Challenge: Repeat the listing below in full, exactly as it stands.

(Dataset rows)
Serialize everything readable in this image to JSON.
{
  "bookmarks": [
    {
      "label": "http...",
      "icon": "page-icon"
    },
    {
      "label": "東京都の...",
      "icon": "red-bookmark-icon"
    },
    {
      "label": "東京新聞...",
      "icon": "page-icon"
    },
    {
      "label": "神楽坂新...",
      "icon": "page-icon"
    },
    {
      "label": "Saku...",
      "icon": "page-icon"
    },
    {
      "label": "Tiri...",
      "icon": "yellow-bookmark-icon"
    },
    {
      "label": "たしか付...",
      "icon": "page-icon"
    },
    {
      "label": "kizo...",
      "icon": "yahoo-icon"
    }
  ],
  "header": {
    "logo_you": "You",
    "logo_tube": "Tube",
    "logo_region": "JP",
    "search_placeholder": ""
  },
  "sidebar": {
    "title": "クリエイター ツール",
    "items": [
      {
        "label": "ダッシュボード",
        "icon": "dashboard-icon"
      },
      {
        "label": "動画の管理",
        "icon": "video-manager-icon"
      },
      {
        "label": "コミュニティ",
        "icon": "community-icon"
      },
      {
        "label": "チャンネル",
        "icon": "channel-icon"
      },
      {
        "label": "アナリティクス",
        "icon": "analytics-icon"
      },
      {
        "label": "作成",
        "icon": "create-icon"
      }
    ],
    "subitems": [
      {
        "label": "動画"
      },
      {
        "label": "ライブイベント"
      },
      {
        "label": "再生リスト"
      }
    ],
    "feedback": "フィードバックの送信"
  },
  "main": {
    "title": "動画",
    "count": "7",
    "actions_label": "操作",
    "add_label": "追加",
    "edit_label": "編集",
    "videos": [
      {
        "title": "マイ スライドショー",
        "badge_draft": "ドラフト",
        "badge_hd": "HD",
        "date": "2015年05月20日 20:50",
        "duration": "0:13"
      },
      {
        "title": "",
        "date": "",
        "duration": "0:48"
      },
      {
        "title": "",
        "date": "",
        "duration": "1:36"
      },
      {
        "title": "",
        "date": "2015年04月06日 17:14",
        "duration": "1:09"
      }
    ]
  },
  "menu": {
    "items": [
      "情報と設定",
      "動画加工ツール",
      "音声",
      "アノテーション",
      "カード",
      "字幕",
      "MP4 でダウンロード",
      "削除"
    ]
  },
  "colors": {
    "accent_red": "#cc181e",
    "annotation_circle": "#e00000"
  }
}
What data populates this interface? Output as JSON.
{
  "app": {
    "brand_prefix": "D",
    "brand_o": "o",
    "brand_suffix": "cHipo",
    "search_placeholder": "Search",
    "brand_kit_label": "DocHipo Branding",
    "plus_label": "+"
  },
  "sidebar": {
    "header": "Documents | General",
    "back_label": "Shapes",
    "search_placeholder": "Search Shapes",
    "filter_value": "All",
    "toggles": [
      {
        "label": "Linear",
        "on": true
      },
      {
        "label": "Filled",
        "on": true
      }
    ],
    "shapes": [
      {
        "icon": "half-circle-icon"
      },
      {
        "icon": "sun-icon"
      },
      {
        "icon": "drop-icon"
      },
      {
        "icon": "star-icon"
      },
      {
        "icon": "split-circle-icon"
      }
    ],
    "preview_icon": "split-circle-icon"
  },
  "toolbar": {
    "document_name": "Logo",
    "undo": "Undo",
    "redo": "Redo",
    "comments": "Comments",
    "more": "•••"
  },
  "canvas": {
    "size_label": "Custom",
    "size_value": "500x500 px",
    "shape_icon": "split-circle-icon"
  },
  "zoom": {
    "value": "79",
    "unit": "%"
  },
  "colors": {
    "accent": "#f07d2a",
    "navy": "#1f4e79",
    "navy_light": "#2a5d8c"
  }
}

Reply to the task:
Serialize everything readable in this image to JSON.
{
  "bookmarks": [
    {
      "label": "http...",
      "icon": "page-icon"
    },
    {
      "label": "東京都の...",
      "icon": "red-bookmark-icon"
    },
    {
      "label": "東京新聞...",
      "icon": "page-icon"
    },
    {
      "label": "神楽坂新...",
      "icon": "page-icon"
    },
    {
      "label": "Saku...",
      "icon": "page-icon"
    },
    {
      "label": "Tiri...",
      "icon": "yellow-bookmark-icon"
    },
    {
      "label": "たしか付...",
      "icon": "page-icon"
    },
    {
      "label": "kizo...",
      "icon": "yahoo-icon"
    }
  ],
  "header": {
    "logo_you": "You",
    "logo_tube": "Tube",
    "logo_region": "JP",
    "search_placeholder": ""
  },
  "sidebar": {
    "title": "クリエイター ツール",
    "items": [
      {
        "label": "ダッシュボード",
        "icon": "dashboard-icon"
      },
      {
        "label": "動画の管理",
        "icon": "video-manager-icon"
      },
      {
        "label": "コミュニティ",
        "icon": "community-icon"
      },
      {
        "label": "チャンネル",
        "icon": "channel-icon"
      },
      {
        "label": "アナリティクス",
        "icon": "analytics-icon"
      },
      {
        "label": "作成",
        "icon": "create-icon"
      }
    ],
    "subitems": [
      {
        "label": "動画"
      },
      {
        "label": "ライブイベント"
      },
      {
        "label": "再生リスト"
      }
    ],
    "feedback": "フィードバックの送信"
  },
  "main": {
    "title": "動画",
    "count": "7",
    "actions_label": "操作",
    "add_label": "追加",
    "edit_label": "編集",
    "videos": [
      {
        "title": "マイ スライドショー",
        "badge_draft": "ドラフト",
        "badge_hd": "HD",
        "date": "2015年05月20日 20:50",
        "duration": "0:13"
      },
      {
        "title": "",
        "date": "",
        "duration": "0:48"
      },
      {
        "title": "",
        "date": "",
        "duration": "1:36"
      },
      {
        "title": "",
        "date": "2015年04月06日 17:14",
        "duration": "1:09"
      }
    ]
  },
  "menu": {
    "items": [
      "情報と設定",
      "動画加工ツール",
      "音声",
      "アノテーション",
      "カード",
      "字幕",
      "MP4 でダウンロード",
      "削除"
    ]
  },
  "colors": {
    "accent_red": "#cc181e",
    "annotation_circle": "#e00000"
  }
}
What data populates this interface? Output as JSON.
{
  "app": {
    "brand_prefix": "D",
    "brand_o": "o",
    "brand_suffix": "cHipo",
    "search_placeholder": "Search",
    "brand_kit_label": "DocHipo Branding",
    "plus_label": "+"
  },
  "sidebar": {
    "header": "Documents | General",
    "back_label": "Shapes",
    "search_placeholder": "Search Shapes",
    "filter_value": "All",
    "toggles": [
      {
        "label": "Linear",
        "on": true
      },
      {
        "label": "Filled",
        "on": true
      }
    ],
    "shapes": [
      {
        "icon": "half-circle-icon"
      },
      {
        "icon": "sun-icon"
      },
      {
        "icon": "drop-icon"
      },
      {
        "icon": "star-icon"
      },
      {
        "icon": "split-circle-icon"
      }
    ],
    "preview_icon": "split-circle-icon"
  },
  "toolbar": {
    "document_name": "Logo",
    "undo": "Undo",
    "redo": "Redo",
    "comments": "Comments",
    "more": "•••"
  },
  "canvas": {
    "size_label": "Custom",
    "size_value": "500x500 px",
    "shape_icon": "split-circle-icon"
  },
  "zoom": {
    "value": "79",
    "unit": "%"
  },
  "colors": {
    "accent": "#f07d2a",
    "navy": "#1f4e79",
    "navy_light": "#2a5d8c"
  }
}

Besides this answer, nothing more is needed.